- [What is being asked]
Work through the material below and count the lines holding the word "gewesen"; give that count and nothing more.

Collection entries
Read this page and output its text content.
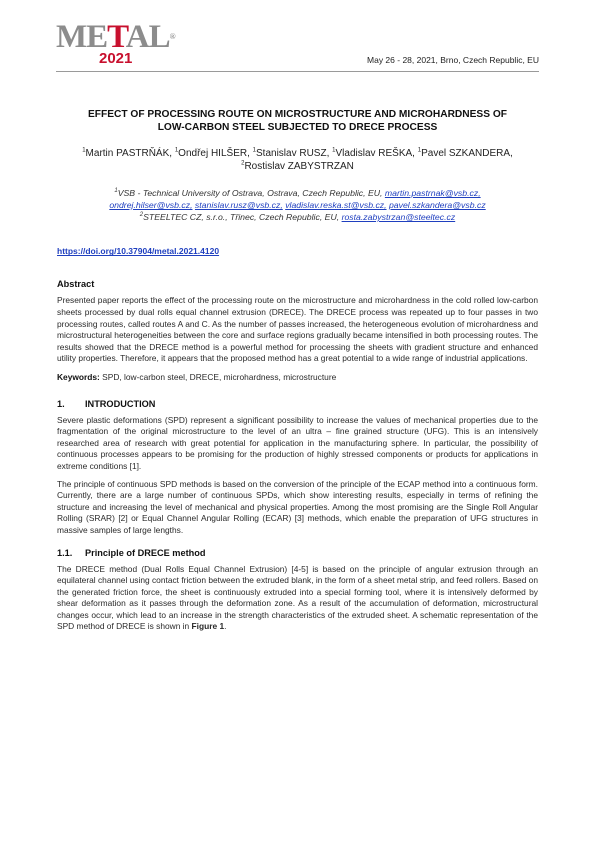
METAL®
2021	May 26 - 28, 2021, Brno, Czech Republic, EU
EFFECT OF PROCESSING ROUTE ON MICROSTRUCTURE AND MICROHARDNESS OF
LOW-CARBON STEEL SUBJECTED TO DRECE PROCESS
$^1$Martin PASTRŇÁK, $^1$Ondřej HILŠER, $^1$Stanislav RUSZ, $^1$Vladislav REŠKA, $^1$Pavel SZKANDERA,
$^2$Rostislav ZABYSTRZAN
$^1$VSB - Technical University of Ostrava, Ostrava, Czech Republic, EU, martin.pastrnak@vsb.cz,
ondrej.hilser@vsb.cz, stanislav.rusz@vsb.cz, vladislav.reska.st@vsb.cz, pavel.szkandera@vsb.cz
$^2$STEELTEC CZ, s.r.o., Třinec, Czech Republic, EU, rosta.zabystrzan@steeltec.cz
https://doi.org/10.37904/metal.2021.4120
Abstract

Presented paper reports the effect of the processing route on the microstructure and microhardness in the cold rolled low-carbon sheets processed by dual rolls equal channel extrusion (DRECE). The DRECE process was repeated up to four passes in two processing routes, called routes A and C. As the number of passes increased, the heterogeneous evolution of microhardness and microstructural heterogeneities between the core and surface regions gradually became intensified in both processing routes. The results showed that the DRECE method is a powerful method for processing the sheets with gradient structure and enhanced utility properties. Therefore, it appears that the proposed method has a great potential to a wide range of industrial applications.

Keywords: SPD, low-carbon steel, DRECE, microhardness, microstructure

1. INTRODUCTION

Severe plastic deformations (SPD) represent a significant possibility to increase the values of mechanical properties due to the fragmentation of the original microstructure to the level of an ultra – fine grained structure (UFG). This is an intensively researched area of research with great potential for application in the manufacturing sphere. In particular, the possibility of continuous processes appears to be promising for the production of highly stressed components or products for applications in extreme conditions [1].

The principle of continuous SPD methods is based on the conversion of the principle of the ECAP method into a continuous form. Currently, there are a large number of continuous SPDs, which show interesting results, especially in terms of refining the structure and increasing the level of mechanical and physical properties. Among the most promising are the Single Roll Angular Rolling (SRAR) [2] or Equal Channel Angular Rolling (ECAR) [3] methods, which enable the preparation of UFG structures in massive samples of large lengths.

1.1. Principle of DRECE method

The DRECE method (Dual Rolls Equal Channel Extrusion) [4-5] is based on the principle of angular extrusion through an equilateral channel using contact friction between the extruded blank, in the form of a sheet metal strip, and feed rollers. Based on the generated friction force, the sheet is continuously extruded into a special forming tool, where it is intensively deformed by shear deformation as it passes through the deformation zone. As a result of the accumulation of deformation, microstructural changes occur, which lead to an increase in the strength characteristics of the extruded sheet. A schematic representation of the SPD method of DRECE is shown in Figure 1.
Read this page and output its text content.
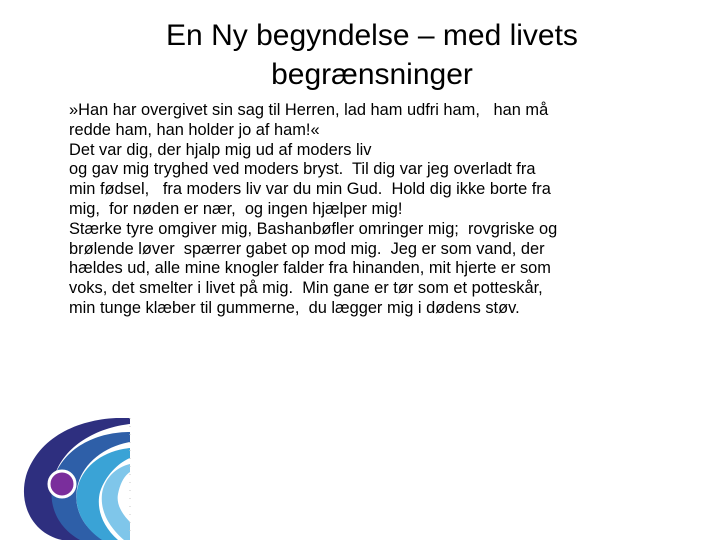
En Ny begyndelse – med livets
begrænsninger
»Han har overgivet sin sag til Herren, lad ham udfri ham,   han må
redde ham, han holder jo af ham!«
Det var dig, der hjalp mig ud af moders liv
og gav mig tryghed ved moders bryst.  Til dig var jeg overladt fra
min fødsel,   fra moders liv var du min Gud.  Hold dig ikke borte fra
mig,  for nøden er nær,  og ingen hjælper mig!
Stærke tyre omgiver mig, Bashanbøfler omringer mig;  rovgriske og
brølende løver  spærrer gabet op mod mig.  Jeg er som vand, der
hældes ud, alle mine knogler falder fra hinanden, mit hjerte er som
voks, det smelter i livet på mig.  Min gane er tør som et potteskår,
min tunge klæber til gummerne,  du lægger mig i dødens støv.
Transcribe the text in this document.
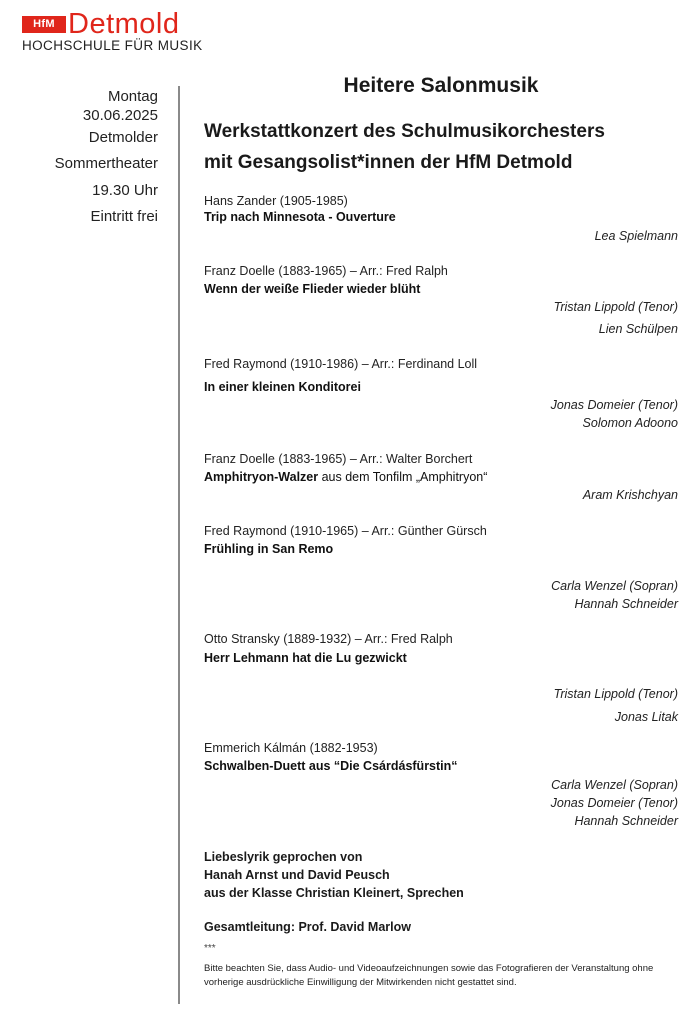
HfM Detmold
HOCHSCHULE FÜR MUSIK
Montag
30.06.2025
Detmolder
Sommertheater
19.30 Uhr
Eintritt frei
Heitere Salonmusik
Werkstattkonzert des Schulmusikorchesters
mit Gesangsolist*innen der HfM Detmold
Hans Zander (1905-1985)
Trip nach Minnesota - Ouverture
Lea Spielmann
Franz Doelle (1883-1965) – Arr.: Fred Ralph
Wenn der weiße Flieder wieder blüht
Tristan Lippold (Tenor)
Lien Schülpen
Fred Raymond (1910-1986) – Arr.: Ferdinand Loll
In einer kleinen Konditorei
Jonas Domeier (Tenor)
Solomon Adoono
Franz Doelle (1883-1965) – Arr.: Walter Borchert
Amphitryon-Walzer aus dem Tonfilm „Amphitryon“
Aram Krishchyan
Fred Raymond (1910-1965) – Arr.: Günther Gürsch
Frühling in San Remo
Carla Wenzel (Sopran)
Hannah Schneider
Otto Stransky (1889-1932) – Arr.: Fred Ralph
Herr Lehmann hat die Lu gezwickt
Tristan Lippold (Tenor)
Jonas Litak
Emmerich Kálmán (1882-1953)
Schwalben-Duett aus “Die Csárdásfürstin“
Carla Wenzel (Sopran)
Jonas Domeier (Tenor)
Hannah Schneider
Liebeslyrik geprochen von
Hanah Arnst und David Peusch
aus der Klasse Christian Kleinert, Sprechen
Gesamtleitung: Prof. David Marlow
***
Bitte beachten Sie, dass Audio- und Videoaufzeichnungen sowie das Fotografieren der Veranstaltung ohne vorherige ausdrückliche Einwilligung der Mitwirkenden nicht gestattet sind.
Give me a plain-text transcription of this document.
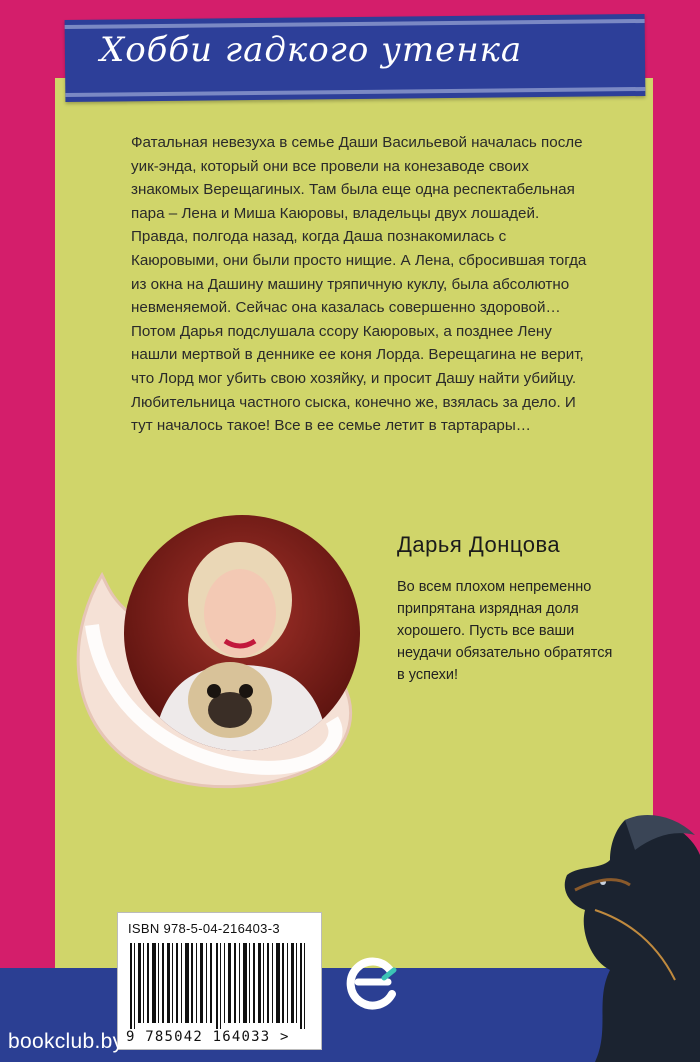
Хобби гадкого утенка

Фатальная невезуха в семье Даши Васильевой началась после уик-энда, который они все провели на конезаводе своих знакомых Верещагиных. Там была еще одна респектабельная пара – Лена и Миша Каюровы, владельцы двух лошадей. Правда, полгода назад, когда Даша познакомилась с Каюровыми, они были просто нищие. А Лена, сбросившая тогда из окна на Дашину машину тряпичную куклу, была абсолютно невменяемой. Сейчас она казалась совершенно здоровой… Потом Дарья подслушала ссору Каюровых, а позднее Лену нашли мертвой в деннике ее коня Лорда. Верещагина не верит, что Лорд мог убить свою хозяйку, и просит Дашу найти убийцу. Любительница частного сыска, конечно же, взялась за дело. И тут началось такое! Все в ее семье летит в тартарары…

Дарья Донцова
Во всем плохом непременно припрятана изрядная доля хорошего. Пусть все ваши неудачи обязательно обратятся в успехи!
ISBN 978-5-04-216403-3
9 785042 164033 >
bookclub.by
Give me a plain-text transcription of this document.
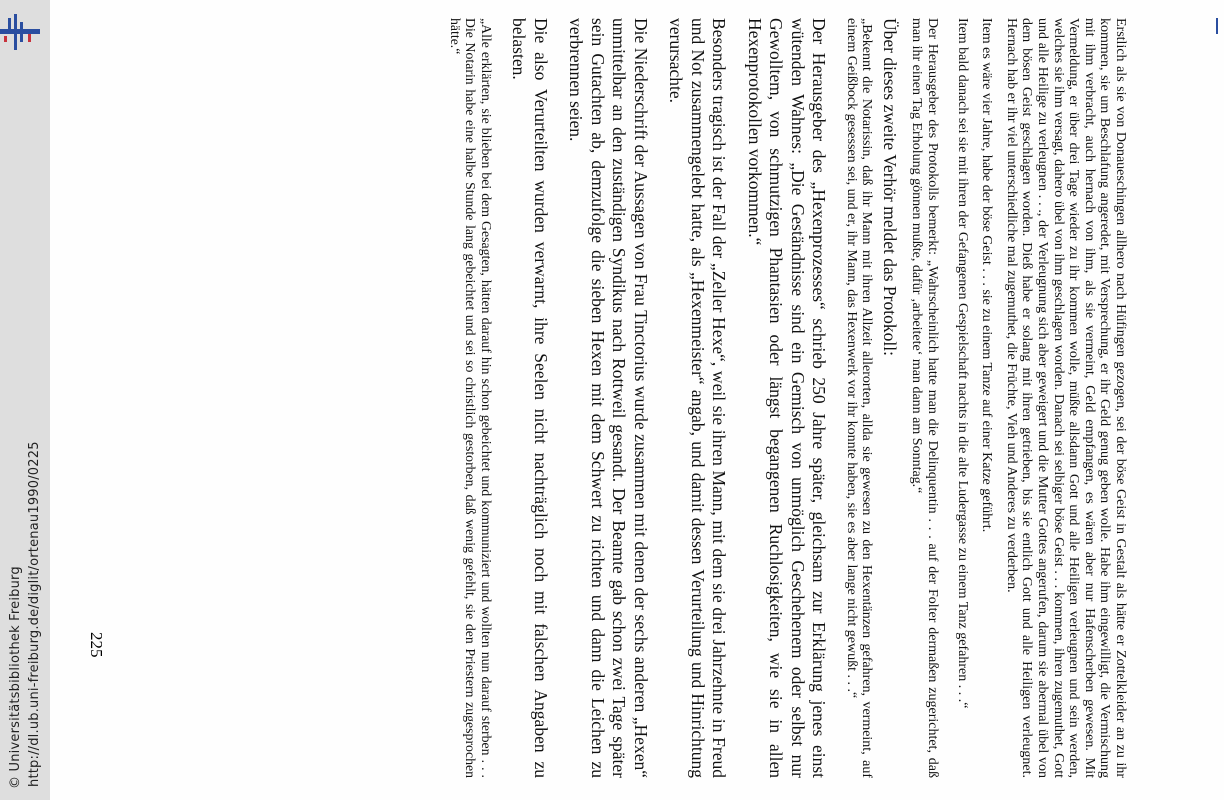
© Universitätsbibliothek Freiburg http://dl.ub.uni-freiburg.de/diglit/ortenau1990/0225	Erstlich als sie von Donaueschingen allhero nach Hüfingen gezogen, sei der böse Geist in Gestalt als hätte er Zottelkleider an zu ihr kommen, sie um Beschlafung angeredet, mit Versprechung, er ihr Geld genug geben wolle. Habe ihm eingewilligt, die Vermischung mit ihm verbracht, auch hernach von ihm, als sie vermeint, Geld empfangen, es wären aber nur Hafenscherben gewesen. Mit Vermeldung, er über drei Tage wieder zu ihr kommen wolle, müßte allsdann Gott und alle Heiligen verleugnen und sein werden, welches sie ihm versagt, dahero übel von ihm geschlagen worden. Danach sei selbiger böse Geist . . . kommen, ihren zugemuthet, Gott und alle Heilige zu verleugnen . . ., der Verleugnung sich aber geweigert und die Mutter Gottes angerufen, darum sie abermal übel von dem bösen Geist geschlagen worden. Dieß habe er solang mit ihren getrieben, bis sie entlich Gott und alle Heiligen verleugnet. Hernach hab er ihr viel unterschiedliche mal zugemuthet, die Früchte, Vieh und Anderes zu verderben.

Item es wäre vier Jahre, habe der böse Geist . . . sie zu einem Tanze auf einer Katze geführt.

Item bald danach sei sie mit ihren der Gefangenen Gespielschaft nachts in die alte Ludergasse zu einem Tanz gefahren . . .“

Der Herausgeber des Protokolls bemerkt: „Wahrscheinlich hatte man die Delinquentin . . . auf der Folter dermaßen zugerichtet, daß man ihr einen Tag Erholung gönnen mußte, dafür ‚arbeitete‘ man dann am Sonntag.“

Über dieses zweite Verhör meldet das Protokoll:

„Bekennt die Notarissin, daß ihr Mann mit ihren Allzeit allerorten, allda sie gewesen zu den Hexentänzen gefahren, vermeint, auf einem Geißbock gesessen sei, und er, ihr Mann, das Hexenwerk vor ihr konnte haben, sie es aber lange nicht gewußt . . .“

Der Herausgeber des „Hexenprozesses“ schrieb 250 Jahre später, gleichsam zur Erklärung jenes einst wütenden Wahnes: „Die Geständnisse sind ein Gemisch von unmöglich Geschehenem oder selbst nur Gewolltem, von schmutzigen Phantasien oder längst begangenen Ruchlosigkeiten, wie sie in allen Hexenprotokollen vorkommen.“

Besonders tragisch ist der Fall der „Zeller Hexe“, weil sie ihren Mann, mit dem sie drei Jahrzehnte in Freud und Not zusammengelebt hatte, als „Hexenmeister“ angab, und damit dessen Verurteilung und Hinrichtung verursachte.

Die Niederschrift der Aussagen von Frau Tinctorius wurde zusammen mit denen der sechs anderen „Hexen“ unmittelbar an den zuständigen Syndikus nach Rottweil gesandt. Der Beamte gab schon zwei Tage später sein Gutachten ab, demzufolge die sieben Hexen mit dem Schwert zu richten und dann die Leichen zu verbrennen seien.

Die also Verurteilten wurden verwarnt, ihre Seelen nicht nachträglich noch mit falschen Angaben zu belasten.

„Alle erklärten, sie blieben bei dem Gesagten, hätten darauf hin schon gebeichtet und kommuniziert und wollten nun darauf sterben . . . Die Notarin habe eine halbe Stunde lang gebeichtet und sei so christlich gestorben, daß wenig gefehlt, sie den Priestern zugesprochen hätte.“

225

- [Result]
2